[Dataset entries]
⁂

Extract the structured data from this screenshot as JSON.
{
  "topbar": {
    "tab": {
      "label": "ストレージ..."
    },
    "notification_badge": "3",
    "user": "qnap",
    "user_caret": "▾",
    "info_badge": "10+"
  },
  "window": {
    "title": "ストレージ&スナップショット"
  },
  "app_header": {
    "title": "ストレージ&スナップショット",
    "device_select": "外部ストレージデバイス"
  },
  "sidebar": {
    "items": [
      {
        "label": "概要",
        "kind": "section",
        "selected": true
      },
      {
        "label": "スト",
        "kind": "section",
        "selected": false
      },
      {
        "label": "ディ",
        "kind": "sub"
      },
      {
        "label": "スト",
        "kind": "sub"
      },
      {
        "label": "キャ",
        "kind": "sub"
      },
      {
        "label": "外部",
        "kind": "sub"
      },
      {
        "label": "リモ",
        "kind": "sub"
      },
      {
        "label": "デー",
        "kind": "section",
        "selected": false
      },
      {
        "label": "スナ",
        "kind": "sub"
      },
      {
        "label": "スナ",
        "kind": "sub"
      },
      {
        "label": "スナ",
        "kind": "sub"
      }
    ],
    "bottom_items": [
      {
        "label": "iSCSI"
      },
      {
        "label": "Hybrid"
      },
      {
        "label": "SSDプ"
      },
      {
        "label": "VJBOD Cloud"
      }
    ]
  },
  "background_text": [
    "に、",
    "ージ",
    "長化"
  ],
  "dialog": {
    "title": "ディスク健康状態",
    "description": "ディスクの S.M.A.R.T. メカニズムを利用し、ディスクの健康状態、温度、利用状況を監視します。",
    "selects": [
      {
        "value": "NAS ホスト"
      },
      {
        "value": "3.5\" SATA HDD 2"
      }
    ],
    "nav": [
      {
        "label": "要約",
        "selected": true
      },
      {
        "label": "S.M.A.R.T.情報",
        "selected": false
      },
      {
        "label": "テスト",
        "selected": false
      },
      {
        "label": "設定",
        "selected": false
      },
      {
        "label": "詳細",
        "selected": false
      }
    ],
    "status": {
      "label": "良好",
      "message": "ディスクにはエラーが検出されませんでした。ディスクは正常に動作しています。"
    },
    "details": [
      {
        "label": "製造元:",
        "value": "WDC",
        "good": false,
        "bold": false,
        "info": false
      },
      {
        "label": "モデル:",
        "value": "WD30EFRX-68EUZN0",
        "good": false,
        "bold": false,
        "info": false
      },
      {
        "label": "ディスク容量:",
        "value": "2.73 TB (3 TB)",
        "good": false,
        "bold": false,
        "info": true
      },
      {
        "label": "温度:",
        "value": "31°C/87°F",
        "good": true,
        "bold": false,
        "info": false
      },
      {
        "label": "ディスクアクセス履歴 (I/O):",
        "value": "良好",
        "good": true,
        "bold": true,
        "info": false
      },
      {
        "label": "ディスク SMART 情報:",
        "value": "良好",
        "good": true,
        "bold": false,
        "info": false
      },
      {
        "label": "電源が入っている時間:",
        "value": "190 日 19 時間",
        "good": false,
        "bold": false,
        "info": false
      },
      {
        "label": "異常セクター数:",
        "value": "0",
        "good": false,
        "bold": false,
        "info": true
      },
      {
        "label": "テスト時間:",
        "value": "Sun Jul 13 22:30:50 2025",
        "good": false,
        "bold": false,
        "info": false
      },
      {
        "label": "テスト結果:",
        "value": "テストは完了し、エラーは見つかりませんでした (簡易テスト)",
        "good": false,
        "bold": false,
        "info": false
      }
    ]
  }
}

⁂

▶ [DIRECTIONS]:
Repeat each record in full; every line must match exactly.

▶ [ANSWER TO THE TASK]:
Extract the structured data from this screenshot as JSON.
{
  "topbar": {
    "tab": {
      "label": "ストレージ..."
    },
    "notification_badge": "3",
    "user": "qnap",
    "user_caret": "▾",
    "info_badge": "10+"
  },
  "window": {
    "title": "ストレージ&スナップショット"
  },
  "app_header": {
    "title": "ストレージ&スナップショット",
    "device_select": "外部ストレージデバイス"
  },
  "sidebar": {
    "items": [
      {
        "label": "概要",
        "kind": "section",
        "selected": true
      },
      {
        "label": "スト",
        "kind": "section",
        "selected": false
      },
      {
        "label": "ディ",
        "kind": "sub"
      },
      {
        "label": "スト",
        "kind": "sub"
      },
      {
        "label": "キャ",
        "kind": "sub"
      },
      {
        "label": "外部",
        "kind": "sub"
      },
      {
        "label": "リモ",
        "kind": "sub"
      },
      {
        "label": "デー",
        "kind": "section",
        "selected": false
      },
      {
        "label": "スナ",
        "kind": "sub"
      },
      {
        "label": "スナ",
        "kind": "sub"
      },
      {
        "label": "スナ",
        "kind": "sub"
      }
    ],
    "bottom_items": [
      {
        "label": "iSCSI"
      },
      {
        "label": "Hybrid"
      },
      {
        "label": "SSDプ"
      },
      {
        "label": "VJBOD Cloud"
      }
    ]
  },
  "background_text": [
    "に、",
    "ージ",
    "長化"
  ],
  "dialog": {
    "title": "ディスク健康状態",
    "description": "ディスクの S.M.A.R.T. メカニズムを利用し、ディスクの健康状態、温度、利用状況を監視します。",
    "selects": [
      {
        "value": "NAS ホスト"
      },
      {
        "value": "3.5\" SATA HDD 2"
      }
    ],
    "nav": [
      {
        "label": "要約",
        "selected": true
      },
      {
        "label": "S.M.A.R.T.情報",
        "selected": false
      },
      {
        "label": "テスト",
        "selected": false
      },
      {
        "label": "設定",
        "selected": false
      },
      {
        "label": "詳細",
        "selected": false
      }
    ],
    "status": {
      "label": "良好",
      "message": "ディスクにはエラーが検出されませんでした。ディスクは正常に動作しています。"
    },
    "details": [
      {
        "label": "製造元:",
        "value": "WDC",
        "good": false,
        "bold": false,
        "info": false
      },
      {
        "label": "モデル:",
        "value": "WD30EFRX-68EUZN0",
        "good": false,
        "bold": false,
        "info": false
      },
      {
        "label": "ディスク容量:",
        "value": "2.73 TB (3 TB)",
        "good": false,
        "bold": false,
        "info": true
      },
      {
        "label": "温度:",
        "value": "31°C/87°F",
        "good": true,
        "bold": false,
        "info": false
      },
      {
        "label": "ディスクアクセス履歴 (I/O):",
        "value": "良好",
        "good": true,
        "bold": true,
        "info": false
      },
      {
        "label": "ディスク SMART 情報:",
        "value": "良好",
        "good": true,
        "bold": false,
        "info": false
      },
      {
        "label": "電源が入っている時間:",
        "value": "190 日 19 時間",
        "good": false,
        "bold": false,
        "info": false
      },
      {
        "label": "異常セクター数:",
        "value": "0",
        "good": false,
        "bold": false,
        "info": true
      },
      {
        "label": "テスト時間:",
        "value": "Sun Jul 13 22:30:50 2025",
        "good": false,
        "bold": false,
        "info": false
      },
      {
        "label": "テスト結果:",
        "value": "テストは完了し、エラーは見つかりませんでした (簡易テスト)",
        "good": false,
        "bold": false,
        "info": false
      }
    ]
  }
}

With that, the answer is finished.